#### [Your objective]
The data must be written out once more, precisely as given.

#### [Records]
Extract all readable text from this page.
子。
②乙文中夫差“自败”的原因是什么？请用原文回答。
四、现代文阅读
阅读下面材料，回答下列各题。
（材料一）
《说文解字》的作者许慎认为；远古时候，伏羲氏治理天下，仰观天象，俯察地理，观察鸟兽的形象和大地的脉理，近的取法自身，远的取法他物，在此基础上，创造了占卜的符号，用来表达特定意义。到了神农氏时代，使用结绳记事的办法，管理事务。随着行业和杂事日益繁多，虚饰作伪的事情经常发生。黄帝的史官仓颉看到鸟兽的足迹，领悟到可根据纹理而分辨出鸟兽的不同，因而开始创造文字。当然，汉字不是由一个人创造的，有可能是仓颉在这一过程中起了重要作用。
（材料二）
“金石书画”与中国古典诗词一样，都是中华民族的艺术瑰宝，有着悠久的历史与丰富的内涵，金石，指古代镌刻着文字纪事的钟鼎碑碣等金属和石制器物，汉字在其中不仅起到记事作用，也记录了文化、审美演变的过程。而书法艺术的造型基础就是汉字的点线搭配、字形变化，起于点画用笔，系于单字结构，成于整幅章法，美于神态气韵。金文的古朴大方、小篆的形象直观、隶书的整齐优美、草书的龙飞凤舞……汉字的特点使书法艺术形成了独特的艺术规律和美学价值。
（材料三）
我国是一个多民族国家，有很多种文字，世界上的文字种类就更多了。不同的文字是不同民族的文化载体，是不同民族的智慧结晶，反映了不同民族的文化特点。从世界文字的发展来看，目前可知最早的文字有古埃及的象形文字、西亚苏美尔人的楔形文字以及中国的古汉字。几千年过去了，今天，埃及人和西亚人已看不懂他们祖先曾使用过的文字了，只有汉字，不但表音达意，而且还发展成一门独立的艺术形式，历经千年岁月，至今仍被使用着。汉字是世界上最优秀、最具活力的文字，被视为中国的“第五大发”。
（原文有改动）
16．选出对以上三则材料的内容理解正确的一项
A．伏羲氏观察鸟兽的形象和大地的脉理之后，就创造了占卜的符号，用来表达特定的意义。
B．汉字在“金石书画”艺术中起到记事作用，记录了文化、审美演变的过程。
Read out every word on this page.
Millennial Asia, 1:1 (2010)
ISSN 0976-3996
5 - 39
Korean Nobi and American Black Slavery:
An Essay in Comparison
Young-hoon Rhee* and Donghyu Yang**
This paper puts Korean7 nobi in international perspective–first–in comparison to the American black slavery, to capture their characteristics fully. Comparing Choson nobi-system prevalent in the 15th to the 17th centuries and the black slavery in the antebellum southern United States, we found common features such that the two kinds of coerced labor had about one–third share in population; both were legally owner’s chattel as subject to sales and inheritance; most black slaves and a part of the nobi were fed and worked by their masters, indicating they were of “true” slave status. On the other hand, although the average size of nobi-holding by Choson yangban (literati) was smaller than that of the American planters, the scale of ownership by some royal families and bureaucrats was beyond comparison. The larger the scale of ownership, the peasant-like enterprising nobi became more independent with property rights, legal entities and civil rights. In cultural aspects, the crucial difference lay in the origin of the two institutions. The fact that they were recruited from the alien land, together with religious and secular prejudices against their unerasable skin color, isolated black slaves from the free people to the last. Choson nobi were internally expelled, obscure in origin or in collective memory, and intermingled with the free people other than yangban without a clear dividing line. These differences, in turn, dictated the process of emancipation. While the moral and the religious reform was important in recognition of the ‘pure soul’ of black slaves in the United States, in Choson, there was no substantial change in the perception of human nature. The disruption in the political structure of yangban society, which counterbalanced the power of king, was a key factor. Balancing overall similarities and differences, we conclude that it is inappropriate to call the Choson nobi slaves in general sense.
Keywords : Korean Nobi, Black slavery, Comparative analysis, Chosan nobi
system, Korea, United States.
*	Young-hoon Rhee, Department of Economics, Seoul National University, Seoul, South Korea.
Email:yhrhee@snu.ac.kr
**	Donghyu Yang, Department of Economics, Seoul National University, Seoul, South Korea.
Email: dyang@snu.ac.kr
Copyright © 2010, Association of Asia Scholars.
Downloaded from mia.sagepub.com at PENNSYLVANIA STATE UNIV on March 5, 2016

#### [Full answer]
Extract all readable text from this page.
子。
②乙文中夫差“自败”的原因是什么？请用原文回答。
四、现代文阅读
阅读下面材料，回答下列各题。
（材料一）
《说文解字》的作者许慎认为；远古时候，伏羲氏治理天下，仰观天象，俯察地理，观察鸟兽的形象和大地的脉理，近的取法自身，远的取法他物，在此基础上，创造了占卜的符号，用来表达特定意义。到了神农氏时代，使用结绳记事的办法，管理事务。随着行业和杂事日益繁多，虚饰作伪的事情经常发生。黄帝的史官仓颉看到鸟兽的足迹，领悟到可根据纹理而分辨出鸟兽的不同，因而开始创造文字。当然，汉字不是由一个人创造的，有可能是仓颉在这一过程中起了重要作用。
（材料二）
“金石书画”与中国古典诗词一样，都是中华民族的艺术瑰宝，有着悠久的历史与丰富的内涵，金石，指古代镌刻着文字纪事的钟鼎碑碣等金属和石制器物，汉字在其中不仅起到记事作用，也记录了文化、审美演变的过程。而书法艺术的造型基础就是汉字的点线搭配、字形变化，起于点画用笔，系于单字结构，成于整幅章法，美于神态气韵。金文的古朴大方、小篆的形象直观、隶书的整齐优美、草书的龙飞凤舞……汉字的特点使书法艺术形成了独特的艺术规律和美学价值。
（材料三）
我国是一个多民族国家，有很多种文字，世界上的文字种类就更多了。不同的文字是不同民族的文化载体，是不同民族的智慧结晶，反映了不同民族的文化特点。从世界文字的发展来看，目前可知最早的文字有古埃及的象形文字、西亚苏美尔人的楔形文字以及中国的古汉字。几千年过去了，今天，埃及人和西亚人已看不懂他们祖先曾使用过的文字了，只有汉字，不但表音达意，而且还发展成一门独立的艺术形式，历经千年岁月，至今仍被使用着。汉字是世界上最优秀、最具活力的文字，被视为中国的“第五大发”。
（原文有改动）
16．选出对以上三则材料的内容理解正确的一项
A．伏羲氏观察鸟兽的形象和大地的脉理之后，就创造了占卜的符号，用来表达特定的意义。
B．汉字在“金石书画”艺术中起到记事作用，记录了文化、审美演变的过程。
Read out every word on this page.
Millennial Asia, 1:1 (2010)
ISSN 0976-3996
5 - 39
Korean Nobi and American Black Slavery:
An Essay in Comparison
Young-hoon Rhee* and Donghyu Yang**
This paper puts Korean7 nobi in international perspective–first–in comparison to the American black slavery, to capture their characteristics fully. Comparing Choson nobi-system prevalent in the 15th to the 17th centuries and the black slavery in the antebellum southern United States, we found common features such that the two kinds of coerced labor had about one–third share in population; both were legally owner’s chattel as subject to sales and inheritance; most black slaves and a part of the nobi were fed and worked by their masters, indicating they were of “true” slave status. On the other hand, although the average size of nobi-holding by Choson yangban (literati) was smaller than that of the American planters, the scale of ownership by some royal families and bureaucrats was beyond comparison. The larger the scale of ownership, the peasant-like enterprising nobi became more independent with property rights, legal entities and civil rights. In cultural aspects, the crucial difference lay in the origin of the two institutions. The fact that they were recruited from the alien land, together with religious and secular prejudices against their unerasable skin color, isolated black slaves from the free people to the last. Choson nobi were internally expelled, obscure in origin or in collective memory, and intermingled with the free people other than yangban without a clear dividing line. These differences, in turn, dictated the process of emancipation. While the moral and the religious reform was important in recognition of the ‘pure soul’ of black slaves in the United States, in Choson, there was no substantial change in the perception of human nature. The disruption in the political structure of yangban society, which counterbalanced the power of king, was a key factor. Balancing overall similarities and differences, we conclude that it is inappropriate to call the Choson nobi slaves in general sense.
Keywords : Korean Nobi, Black slavery, Comparative analysis, Chosan nobi
system, Korea, United States.
*	Young-hoon Rhee, Department of Economics, Seoul National University, Seoul, South Korea.
Email:yhrhee@snu.ac.kr
**	Donghyu Yang, Department of Economics, Seoul National University, Seoul, South Korea.
Email: dyang@snu.ac.kr
Copyright © 2010, Association of Asia Scholars.
Downloaded from mia.sagepub.com at PENNSYLVANIA STATE UNIV on March 5, 2016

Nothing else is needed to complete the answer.